(Lines of data)
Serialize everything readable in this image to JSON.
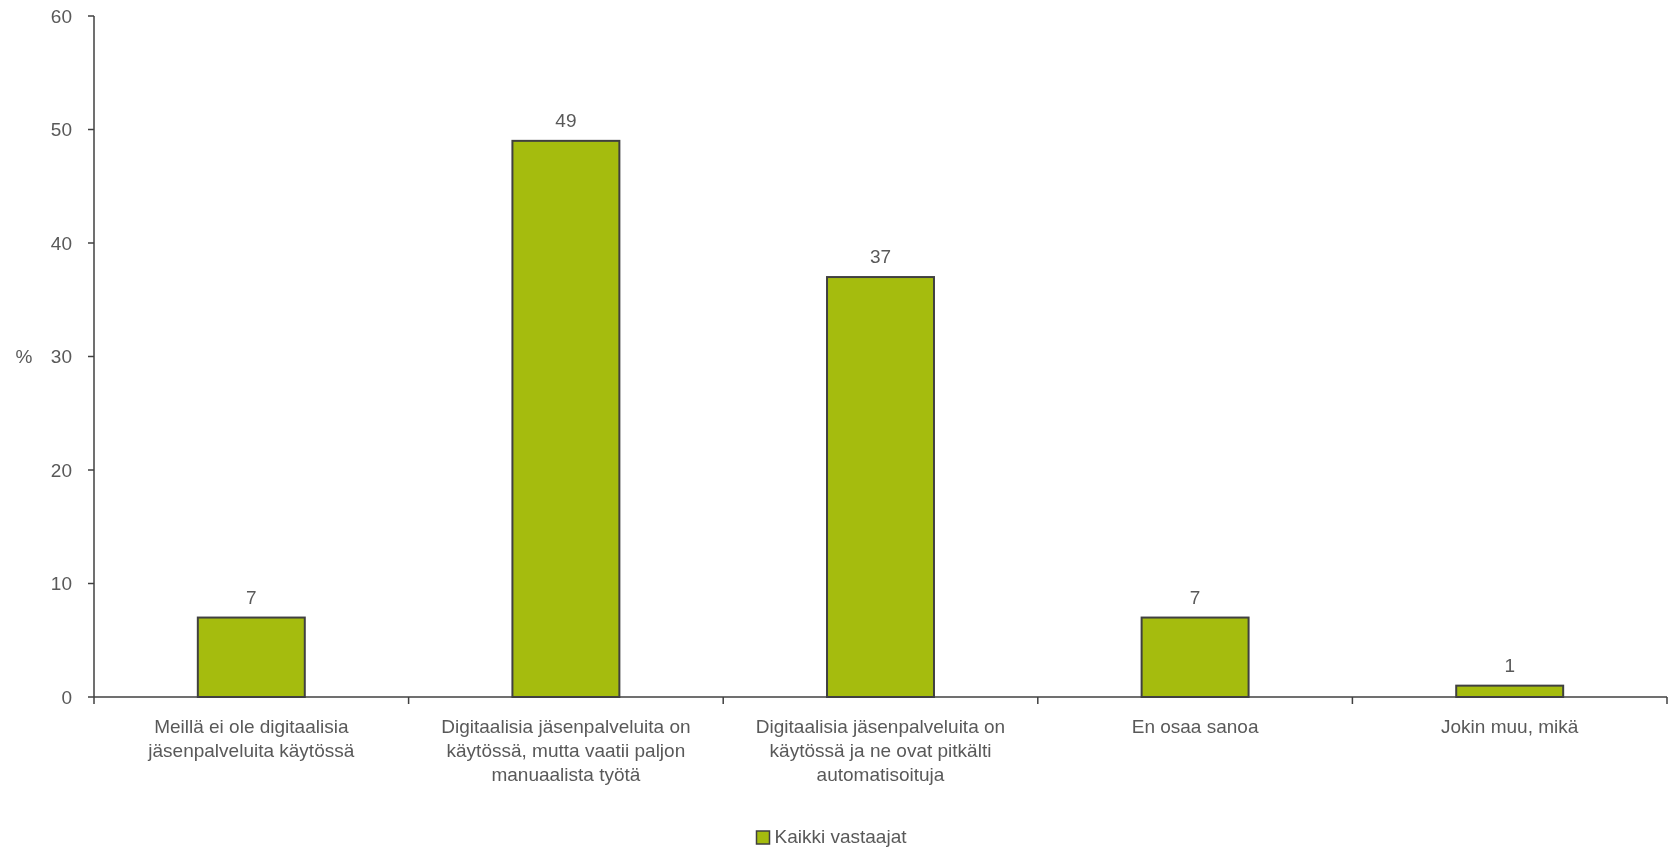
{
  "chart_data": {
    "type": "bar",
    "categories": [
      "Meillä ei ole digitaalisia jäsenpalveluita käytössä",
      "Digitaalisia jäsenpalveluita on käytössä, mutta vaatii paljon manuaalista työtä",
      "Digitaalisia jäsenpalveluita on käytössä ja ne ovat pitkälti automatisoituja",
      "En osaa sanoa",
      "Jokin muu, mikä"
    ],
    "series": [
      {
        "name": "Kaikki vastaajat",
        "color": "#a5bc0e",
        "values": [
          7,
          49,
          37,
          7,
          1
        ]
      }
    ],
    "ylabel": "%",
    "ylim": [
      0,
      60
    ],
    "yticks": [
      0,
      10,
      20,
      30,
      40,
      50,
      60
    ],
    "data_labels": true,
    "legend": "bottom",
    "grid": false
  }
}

● GIVEN EXERCISE
Find every line that has "käytössä" in it, then return those lines.

● TASK RESPONSE
      "Meillä ei ole digitaalisia jäsenpalveluita käytössä",
      "Digitaalisia jäsenpalveluita on käytössä, mutta vaatii paljon manuaalista työtä",
      "Digitaalisia jäsenpalveluita on käytössä ja ne ovat pitkälti automatisoituja",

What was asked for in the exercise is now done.